───── DATA LISTING ─────
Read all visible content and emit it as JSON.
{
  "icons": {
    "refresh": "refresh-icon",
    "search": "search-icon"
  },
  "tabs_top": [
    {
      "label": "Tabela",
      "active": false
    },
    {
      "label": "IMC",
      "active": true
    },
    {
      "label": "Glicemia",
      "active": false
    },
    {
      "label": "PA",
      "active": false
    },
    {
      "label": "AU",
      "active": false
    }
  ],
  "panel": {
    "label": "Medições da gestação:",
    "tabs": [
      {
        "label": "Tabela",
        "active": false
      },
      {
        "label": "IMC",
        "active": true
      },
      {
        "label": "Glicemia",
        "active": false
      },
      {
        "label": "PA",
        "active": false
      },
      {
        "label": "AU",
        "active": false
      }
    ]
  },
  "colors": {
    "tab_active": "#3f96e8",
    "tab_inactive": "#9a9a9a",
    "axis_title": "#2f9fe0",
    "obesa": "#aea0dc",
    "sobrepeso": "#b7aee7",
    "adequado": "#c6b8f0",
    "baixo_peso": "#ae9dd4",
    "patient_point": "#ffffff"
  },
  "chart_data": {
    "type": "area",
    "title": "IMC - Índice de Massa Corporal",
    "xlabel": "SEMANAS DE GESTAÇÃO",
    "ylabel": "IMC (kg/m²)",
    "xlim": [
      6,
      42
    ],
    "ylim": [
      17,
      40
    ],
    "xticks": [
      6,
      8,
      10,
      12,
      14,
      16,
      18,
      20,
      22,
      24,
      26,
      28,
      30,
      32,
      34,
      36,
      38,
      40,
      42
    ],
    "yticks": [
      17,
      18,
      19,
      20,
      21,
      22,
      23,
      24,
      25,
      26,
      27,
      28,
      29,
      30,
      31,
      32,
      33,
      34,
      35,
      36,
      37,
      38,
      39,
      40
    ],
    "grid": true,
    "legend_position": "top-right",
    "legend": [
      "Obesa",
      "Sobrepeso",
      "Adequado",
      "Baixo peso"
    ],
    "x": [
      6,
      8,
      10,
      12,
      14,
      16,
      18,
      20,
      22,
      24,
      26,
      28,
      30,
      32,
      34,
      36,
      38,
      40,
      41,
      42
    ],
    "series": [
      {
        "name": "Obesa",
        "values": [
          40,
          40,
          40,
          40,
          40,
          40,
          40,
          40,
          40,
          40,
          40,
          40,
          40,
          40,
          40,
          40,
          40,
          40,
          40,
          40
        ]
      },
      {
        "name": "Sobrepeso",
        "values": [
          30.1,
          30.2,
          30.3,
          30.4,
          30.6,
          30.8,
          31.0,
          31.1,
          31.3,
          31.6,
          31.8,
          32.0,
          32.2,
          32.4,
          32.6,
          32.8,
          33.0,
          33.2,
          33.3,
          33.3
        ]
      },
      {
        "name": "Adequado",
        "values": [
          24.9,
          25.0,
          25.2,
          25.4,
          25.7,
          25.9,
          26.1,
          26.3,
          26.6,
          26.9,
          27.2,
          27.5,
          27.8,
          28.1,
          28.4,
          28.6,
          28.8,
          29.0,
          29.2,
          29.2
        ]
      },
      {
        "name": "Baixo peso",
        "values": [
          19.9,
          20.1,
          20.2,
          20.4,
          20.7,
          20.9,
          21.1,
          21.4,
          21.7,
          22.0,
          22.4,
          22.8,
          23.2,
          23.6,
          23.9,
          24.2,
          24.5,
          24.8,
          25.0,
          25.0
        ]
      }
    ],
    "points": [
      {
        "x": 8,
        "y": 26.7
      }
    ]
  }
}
─────
▸ THE REQUEST
Give back the whole listing, word for word.

▸ ANSWER TO THE EXERCISE
Read all visible content and emit it as JSON.
{
  "icons": {
    "refresh": "refresh-icon",
    "search": "search-icon"
  },
  "tabs_top": [
    {
      "label": "Tabela",
      "active": false
    },
    {
      "label": "IMC",
      "active": true
    },
    {
      "label": "Glicemia",
      "active": false
    },
    {
      "label": "PA",
      "active": false
    },
    {
      "label": "AU",
      "active": false
    }
  ],
  "panel": {
    "label": "Medições da gestação:",
    "tabs": [
      {
        "label": "Tabela",
        "active": false
      },
      {
        "label": "IMC",
        "active": true
      },
      {
        "label": "Glicemia",
        "active": false
      },
      {
        "label": "PA",
        "active": false
      },
      {
        "label": "AU",
        "active": false
      }
    ]
  },
  "colors": {
    "tab_active": "#3f96e8",
    "tab_inactive": "#9a9a9a",
    "axis_title": "#2f9fe0",
    "obesa": "#aea0dc",
    "sobrepeso": "#b7aee7",
    "adequado": "#c6b8f0",
    "baixo_peso": "#ae9dd4",
    "patient_point": "#ffffff"
  },
  "chart_data": {
    "type": "area",
    "title": "IMC - Índice de Massa Corporal",
    "xlabel": "SEMANAS DE GESTAÇÃO",
    "ylabel": "IMC (kg/m²)",
    "xlim": [
      6,
      42
    ],
    "ylim": [
      17,
      40
    ],
    "xticks": [
      6,
      8,
      10,
      12,
      14,
      16,
      18,
      20,
      22,
      24,
      26,
      28,
      30,
      32,
      34,
      36,
      38,
      40,
      42
    ],
    "yticks": [
      17,
      18,
      19,
      20,
      21,
      22,
      23,
      24,
      25,
      26,
      27,
      28,
      29,
      30,
      31,
      32,
      33,
      34,
      35,
      36,
      37,
      38,
      39,
      40
    ],
    "grid": true,
    "legend_position": "top-right",
    "legend": [
      "Obesa",
      "Sobrepeso",
      "Adequado",
      "Baixo peso"
    ],
    "x": [
      6,
      8,
      10,
      12,
      14,
      16,
      18,
      20,
      22,
      24,
      26,
      28,
      30,
      32,
      34,
      36,
      38,
      40,
      41,
      42
    ],
    "series": [
      {
        "name": "Obesa",
        "values": [
          40,
          40,
          40,
          40,
          40,
          40,
          40,
          40,
          40,
          40,
          40,
          40,
          40,
          40,
          40,
          40,
          40,
          40,
          40,
          40
        ]
      },
      {
        "name": "Sobrepeso",
        "values": [
          30.1,
          30.2,
          30.3,
          30.4,
          30.6,
          30.8,
          31.0,
          31.1,
          31.3,
          31.6,
          31.8,
          32.0,
          32.2,
          32.4,
          32.6,
          32.8,
          33.0,
          33.2,
          33.3,
          33.3
        ]
      },
      {
        "name": "Adequado",
        "values": [
          24.9,
          25.0,
          25.2,
          25.4,
          25.7,
          25.9,
          26.1,
          26.3,
          26.6,
          26.9,
          27.2,
          27.5,
          27.8,
          28.1,
          28.4,
          28.6,
          28.8,
          29.0,
          29.2,
          29.2
        ]
      },
      {
        "name": "Baixo peso",
        "values": [
          19.9,
          20.1,
          20.2,
          20.4,
          20.7,
          20.9,
          21.1,
          21.4,
          21.7,
          22.0,
          22.4,
          22.8,
          23.2,
          23.6,
          23.9,
          24.2,
          24.5,
          24.8,
          25.0,
          25.0
        ]
      }
    ],
    "points": [
      {
        "x": 8,
        "y": 26.7
      }
    ]
  }
}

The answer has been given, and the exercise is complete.